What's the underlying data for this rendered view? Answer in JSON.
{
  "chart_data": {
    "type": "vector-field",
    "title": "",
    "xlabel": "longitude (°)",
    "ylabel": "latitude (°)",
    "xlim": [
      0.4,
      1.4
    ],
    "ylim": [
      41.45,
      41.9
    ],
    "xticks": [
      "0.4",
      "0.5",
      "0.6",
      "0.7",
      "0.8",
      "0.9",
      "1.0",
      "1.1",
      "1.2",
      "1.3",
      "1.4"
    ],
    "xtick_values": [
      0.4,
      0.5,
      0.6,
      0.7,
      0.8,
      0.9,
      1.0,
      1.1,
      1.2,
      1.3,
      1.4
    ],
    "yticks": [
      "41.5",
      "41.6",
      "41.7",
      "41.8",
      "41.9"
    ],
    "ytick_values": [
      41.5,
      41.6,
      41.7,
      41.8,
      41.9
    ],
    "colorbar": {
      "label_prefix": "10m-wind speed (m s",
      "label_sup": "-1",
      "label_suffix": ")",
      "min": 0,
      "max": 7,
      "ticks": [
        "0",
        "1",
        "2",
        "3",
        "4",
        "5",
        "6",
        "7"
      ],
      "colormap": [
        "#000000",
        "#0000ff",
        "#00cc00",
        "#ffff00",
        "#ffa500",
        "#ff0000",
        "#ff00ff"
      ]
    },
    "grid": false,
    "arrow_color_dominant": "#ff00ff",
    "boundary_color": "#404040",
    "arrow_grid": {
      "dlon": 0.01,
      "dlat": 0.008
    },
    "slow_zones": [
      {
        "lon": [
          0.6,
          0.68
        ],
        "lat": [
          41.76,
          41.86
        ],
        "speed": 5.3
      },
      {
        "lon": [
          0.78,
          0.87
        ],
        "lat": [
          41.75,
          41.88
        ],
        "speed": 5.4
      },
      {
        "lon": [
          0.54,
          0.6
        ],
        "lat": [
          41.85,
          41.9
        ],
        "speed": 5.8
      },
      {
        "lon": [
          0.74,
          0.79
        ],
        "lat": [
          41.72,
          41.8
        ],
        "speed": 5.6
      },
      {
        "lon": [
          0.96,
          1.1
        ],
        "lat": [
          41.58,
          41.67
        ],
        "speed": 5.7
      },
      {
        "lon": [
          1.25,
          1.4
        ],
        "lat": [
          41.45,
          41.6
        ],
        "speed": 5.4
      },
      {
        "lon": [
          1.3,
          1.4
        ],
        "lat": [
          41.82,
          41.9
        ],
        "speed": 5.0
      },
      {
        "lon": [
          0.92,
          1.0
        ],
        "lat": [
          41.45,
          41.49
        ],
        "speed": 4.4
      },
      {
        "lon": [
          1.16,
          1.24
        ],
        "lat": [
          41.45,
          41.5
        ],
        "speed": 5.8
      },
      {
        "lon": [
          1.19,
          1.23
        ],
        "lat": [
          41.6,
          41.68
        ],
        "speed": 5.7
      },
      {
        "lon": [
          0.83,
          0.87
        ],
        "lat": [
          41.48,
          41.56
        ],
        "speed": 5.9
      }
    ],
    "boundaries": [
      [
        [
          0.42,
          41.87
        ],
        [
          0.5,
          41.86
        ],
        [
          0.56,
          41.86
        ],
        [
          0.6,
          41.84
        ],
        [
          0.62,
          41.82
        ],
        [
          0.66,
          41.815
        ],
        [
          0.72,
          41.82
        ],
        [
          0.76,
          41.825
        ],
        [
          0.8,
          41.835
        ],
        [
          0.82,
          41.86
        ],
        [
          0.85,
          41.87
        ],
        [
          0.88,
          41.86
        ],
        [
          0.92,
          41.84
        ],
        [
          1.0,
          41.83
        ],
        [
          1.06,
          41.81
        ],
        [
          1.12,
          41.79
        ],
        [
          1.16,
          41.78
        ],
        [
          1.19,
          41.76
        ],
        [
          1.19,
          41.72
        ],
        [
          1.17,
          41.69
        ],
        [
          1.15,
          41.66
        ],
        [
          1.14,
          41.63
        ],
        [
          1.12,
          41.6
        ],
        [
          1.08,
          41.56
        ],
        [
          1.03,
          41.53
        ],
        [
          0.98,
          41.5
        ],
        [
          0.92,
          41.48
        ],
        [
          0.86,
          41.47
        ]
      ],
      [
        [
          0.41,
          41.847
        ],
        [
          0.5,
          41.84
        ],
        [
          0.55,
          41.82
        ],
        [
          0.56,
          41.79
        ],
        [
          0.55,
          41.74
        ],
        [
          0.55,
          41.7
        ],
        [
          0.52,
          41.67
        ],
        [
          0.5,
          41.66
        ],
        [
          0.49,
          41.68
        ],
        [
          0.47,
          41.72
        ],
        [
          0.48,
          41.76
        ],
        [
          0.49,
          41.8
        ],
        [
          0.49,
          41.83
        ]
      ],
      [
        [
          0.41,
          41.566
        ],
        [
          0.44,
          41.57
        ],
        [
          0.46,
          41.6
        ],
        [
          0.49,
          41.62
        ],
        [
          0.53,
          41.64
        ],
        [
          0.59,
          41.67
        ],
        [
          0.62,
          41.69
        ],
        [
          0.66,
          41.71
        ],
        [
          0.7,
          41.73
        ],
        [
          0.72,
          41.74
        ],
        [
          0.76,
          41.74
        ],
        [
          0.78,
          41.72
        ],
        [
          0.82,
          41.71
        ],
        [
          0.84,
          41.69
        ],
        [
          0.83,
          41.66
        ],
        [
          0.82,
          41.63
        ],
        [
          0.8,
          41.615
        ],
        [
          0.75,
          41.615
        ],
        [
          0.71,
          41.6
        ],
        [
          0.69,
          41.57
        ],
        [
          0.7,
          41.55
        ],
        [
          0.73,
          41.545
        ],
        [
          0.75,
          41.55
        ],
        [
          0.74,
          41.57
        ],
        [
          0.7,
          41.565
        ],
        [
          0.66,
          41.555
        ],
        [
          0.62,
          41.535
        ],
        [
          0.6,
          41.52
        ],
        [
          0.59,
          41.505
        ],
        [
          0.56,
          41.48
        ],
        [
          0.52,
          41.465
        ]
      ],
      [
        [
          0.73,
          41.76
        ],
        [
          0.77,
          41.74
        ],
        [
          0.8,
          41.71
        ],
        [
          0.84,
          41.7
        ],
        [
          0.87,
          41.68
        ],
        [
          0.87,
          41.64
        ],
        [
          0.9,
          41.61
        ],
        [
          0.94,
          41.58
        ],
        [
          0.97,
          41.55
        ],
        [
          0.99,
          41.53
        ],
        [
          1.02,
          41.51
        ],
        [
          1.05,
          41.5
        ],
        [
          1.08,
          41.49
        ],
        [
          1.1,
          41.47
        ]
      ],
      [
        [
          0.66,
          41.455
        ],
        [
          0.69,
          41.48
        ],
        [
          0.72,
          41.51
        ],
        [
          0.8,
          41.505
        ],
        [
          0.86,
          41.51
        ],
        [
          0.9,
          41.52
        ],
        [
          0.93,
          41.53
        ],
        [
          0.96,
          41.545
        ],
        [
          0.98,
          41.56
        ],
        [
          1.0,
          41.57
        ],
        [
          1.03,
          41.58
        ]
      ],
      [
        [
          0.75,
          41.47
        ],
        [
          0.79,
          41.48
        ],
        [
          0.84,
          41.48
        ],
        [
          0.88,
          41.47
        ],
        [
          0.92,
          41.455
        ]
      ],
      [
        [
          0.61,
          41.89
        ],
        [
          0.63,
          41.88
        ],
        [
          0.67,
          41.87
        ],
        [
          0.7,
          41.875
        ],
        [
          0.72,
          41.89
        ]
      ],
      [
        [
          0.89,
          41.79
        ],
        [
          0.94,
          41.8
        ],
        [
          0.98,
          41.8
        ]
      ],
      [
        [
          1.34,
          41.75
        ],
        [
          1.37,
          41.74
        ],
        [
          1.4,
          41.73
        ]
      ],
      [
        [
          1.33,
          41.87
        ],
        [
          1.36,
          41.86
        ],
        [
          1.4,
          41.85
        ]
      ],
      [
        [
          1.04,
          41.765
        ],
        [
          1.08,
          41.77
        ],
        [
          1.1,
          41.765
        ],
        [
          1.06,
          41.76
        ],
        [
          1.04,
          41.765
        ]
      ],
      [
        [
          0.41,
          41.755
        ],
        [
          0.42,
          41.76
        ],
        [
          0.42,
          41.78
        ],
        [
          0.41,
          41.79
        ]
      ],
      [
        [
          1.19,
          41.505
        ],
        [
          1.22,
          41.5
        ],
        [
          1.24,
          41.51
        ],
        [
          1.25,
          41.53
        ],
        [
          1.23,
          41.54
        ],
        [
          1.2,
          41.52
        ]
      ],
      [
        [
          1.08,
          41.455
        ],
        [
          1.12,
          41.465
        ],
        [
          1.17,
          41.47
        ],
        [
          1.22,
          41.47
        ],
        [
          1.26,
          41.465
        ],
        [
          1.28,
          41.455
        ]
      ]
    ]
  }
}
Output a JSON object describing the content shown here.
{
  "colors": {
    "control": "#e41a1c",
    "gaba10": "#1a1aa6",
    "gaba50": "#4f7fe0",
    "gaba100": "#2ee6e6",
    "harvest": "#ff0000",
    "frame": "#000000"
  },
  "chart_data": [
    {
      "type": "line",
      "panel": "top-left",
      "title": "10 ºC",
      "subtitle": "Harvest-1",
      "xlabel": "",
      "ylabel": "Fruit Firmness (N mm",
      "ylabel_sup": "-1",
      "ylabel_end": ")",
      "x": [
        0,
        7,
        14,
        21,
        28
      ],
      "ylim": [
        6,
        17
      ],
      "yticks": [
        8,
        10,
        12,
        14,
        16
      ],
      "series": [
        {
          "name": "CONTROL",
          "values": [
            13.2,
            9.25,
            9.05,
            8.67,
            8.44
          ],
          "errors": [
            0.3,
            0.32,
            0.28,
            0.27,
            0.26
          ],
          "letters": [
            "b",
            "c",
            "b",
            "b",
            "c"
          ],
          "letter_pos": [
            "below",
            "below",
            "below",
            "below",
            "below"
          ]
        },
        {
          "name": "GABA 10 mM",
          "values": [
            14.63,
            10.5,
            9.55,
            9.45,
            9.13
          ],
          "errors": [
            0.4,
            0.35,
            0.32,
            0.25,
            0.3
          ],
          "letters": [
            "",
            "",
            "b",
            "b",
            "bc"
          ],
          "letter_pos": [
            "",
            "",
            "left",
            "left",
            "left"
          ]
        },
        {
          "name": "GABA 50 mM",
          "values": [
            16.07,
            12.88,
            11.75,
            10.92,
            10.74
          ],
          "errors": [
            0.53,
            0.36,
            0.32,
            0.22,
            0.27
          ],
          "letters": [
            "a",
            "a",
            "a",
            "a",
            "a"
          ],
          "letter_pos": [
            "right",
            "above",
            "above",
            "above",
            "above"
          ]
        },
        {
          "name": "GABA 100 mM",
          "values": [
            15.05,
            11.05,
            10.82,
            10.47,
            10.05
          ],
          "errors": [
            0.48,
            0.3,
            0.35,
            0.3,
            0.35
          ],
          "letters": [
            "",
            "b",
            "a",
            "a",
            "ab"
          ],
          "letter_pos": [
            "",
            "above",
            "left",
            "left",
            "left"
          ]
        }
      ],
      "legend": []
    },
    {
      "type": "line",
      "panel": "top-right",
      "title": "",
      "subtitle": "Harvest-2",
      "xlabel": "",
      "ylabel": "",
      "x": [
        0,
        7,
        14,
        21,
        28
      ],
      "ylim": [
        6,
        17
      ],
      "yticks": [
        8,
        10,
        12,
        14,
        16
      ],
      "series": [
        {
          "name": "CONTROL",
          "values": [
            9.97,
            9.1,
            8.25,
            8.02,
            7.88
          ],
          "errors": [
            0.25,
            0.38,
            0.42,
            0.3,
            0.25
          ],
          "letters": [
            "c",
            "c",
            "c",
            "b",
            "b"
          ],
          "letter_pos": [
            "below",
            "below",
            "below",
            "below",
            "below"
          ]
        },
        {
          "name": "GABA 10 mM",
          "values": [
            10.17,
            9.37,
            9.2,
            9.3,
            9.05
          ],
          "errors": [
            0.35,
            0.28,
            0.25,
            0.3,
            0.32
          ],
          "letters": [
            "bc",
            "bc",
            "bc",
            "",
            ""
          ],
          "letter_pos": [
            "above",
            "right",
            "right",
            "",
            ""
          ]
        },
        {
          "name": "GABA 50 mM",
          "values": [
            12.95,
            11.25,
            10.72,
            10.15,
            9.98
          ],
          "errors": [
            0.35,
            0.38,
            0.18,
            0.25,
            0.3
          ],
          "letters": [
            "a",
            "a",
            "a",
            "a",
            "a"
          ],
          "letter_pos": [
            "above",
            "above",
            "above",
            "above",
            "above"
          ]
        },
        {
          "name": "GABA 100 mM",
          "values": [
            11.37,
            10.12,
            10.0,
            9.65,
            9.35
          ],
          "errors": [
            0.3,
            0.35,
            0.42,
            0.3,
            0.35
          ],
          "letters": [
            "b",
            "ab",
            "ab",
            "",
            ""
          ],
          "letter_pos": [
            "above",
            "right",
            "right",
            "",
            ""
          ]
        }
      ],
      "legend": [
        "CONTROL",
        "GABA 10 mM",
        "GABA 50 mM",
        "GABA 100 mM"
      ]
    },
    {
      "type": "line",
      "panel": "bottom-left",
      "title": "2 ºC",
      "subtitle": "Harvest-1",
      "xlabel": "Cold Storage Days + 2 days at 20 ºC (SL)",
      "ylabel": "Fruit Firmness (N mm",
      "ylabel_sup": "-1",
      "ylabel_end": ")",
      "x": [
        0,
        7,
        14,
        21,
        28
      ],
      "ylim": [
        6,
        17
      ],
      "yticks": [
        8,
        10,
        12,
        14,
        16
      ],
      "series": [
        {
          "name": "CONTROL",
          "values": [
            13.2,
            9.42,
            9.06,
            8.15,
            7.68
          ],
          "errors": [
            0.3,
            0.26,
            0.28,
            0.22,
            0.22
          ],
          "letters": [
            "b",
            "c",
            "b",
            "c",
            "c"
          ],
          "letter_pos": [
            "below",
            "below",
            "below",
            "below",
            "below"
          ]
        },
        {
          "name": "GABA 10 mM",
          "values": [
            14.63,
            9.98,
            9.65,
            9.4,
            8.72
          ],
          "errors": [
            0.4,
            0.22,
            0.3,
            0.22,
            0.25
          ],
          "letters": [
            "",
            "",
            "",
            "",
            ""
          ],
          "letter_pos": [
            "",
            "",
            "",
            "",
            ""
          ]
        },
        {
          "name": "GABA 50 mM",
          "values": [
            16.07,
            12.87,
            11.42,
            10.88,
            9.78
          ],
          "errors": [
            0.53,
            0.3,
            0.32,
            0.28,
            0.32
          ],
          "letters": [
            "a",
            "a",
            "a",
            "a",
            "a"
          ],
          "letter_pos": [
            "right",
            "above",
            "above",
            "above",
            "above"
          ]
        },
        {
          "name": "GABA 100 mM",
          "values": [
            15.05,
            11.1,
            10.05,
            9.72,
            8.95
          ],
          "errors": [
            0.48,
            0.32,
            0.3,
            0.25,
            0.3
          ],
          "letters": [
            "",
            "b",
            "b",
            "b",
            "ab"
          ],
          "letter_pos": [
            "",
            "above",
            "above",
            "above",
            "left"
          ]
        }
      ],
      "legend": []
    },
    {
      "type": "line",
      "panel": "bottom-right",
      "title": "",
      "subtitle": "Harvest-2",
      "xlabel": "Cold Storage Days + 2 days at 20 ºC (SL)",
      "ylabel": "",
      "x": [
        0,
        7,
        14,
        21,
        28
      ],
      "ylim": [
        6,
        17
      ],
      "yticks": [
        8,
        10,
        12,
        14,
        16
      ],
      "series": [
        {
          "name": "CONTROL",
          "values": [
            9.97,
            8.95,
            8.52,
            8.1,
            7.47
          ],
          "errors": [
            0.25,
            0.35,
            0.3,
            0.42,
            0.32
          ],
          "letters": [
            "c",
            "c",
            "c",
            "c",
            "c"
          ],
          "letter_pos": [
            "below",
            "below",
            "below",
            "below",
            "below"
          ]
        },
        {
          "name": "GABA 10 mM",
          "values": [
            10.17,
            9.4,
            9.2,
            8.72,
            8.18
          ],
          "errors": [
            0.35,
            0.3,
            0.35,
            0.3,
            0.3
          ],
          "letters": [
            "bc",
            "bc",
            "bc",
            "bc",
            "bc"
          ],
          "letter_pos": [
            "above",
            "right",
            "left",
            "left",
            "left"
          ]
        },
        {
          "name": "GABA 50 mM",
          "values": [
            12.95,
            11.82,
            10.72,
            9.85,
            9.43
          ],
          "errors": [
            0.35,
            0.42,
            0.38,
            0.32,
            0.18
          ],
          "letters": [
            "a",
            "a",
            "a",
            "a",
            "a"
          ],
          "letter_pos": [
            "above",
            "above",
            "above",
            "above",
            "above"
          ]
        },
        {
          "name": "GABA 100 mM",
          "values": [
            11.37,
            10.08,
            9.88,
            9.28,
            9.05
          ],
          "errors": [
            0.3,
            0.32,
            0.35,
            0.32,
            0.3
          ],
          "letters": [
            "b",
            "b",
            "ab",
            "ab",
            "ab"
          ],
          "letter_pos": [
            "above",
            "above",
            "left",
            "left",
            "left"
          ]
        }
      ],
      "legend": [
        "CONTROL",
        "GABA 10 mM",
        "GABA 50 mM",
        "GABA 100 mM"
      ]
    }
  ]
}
• • • •
### Short exercise
State how many lines hold the word "speed". The number is the whole answer.

### The reply
12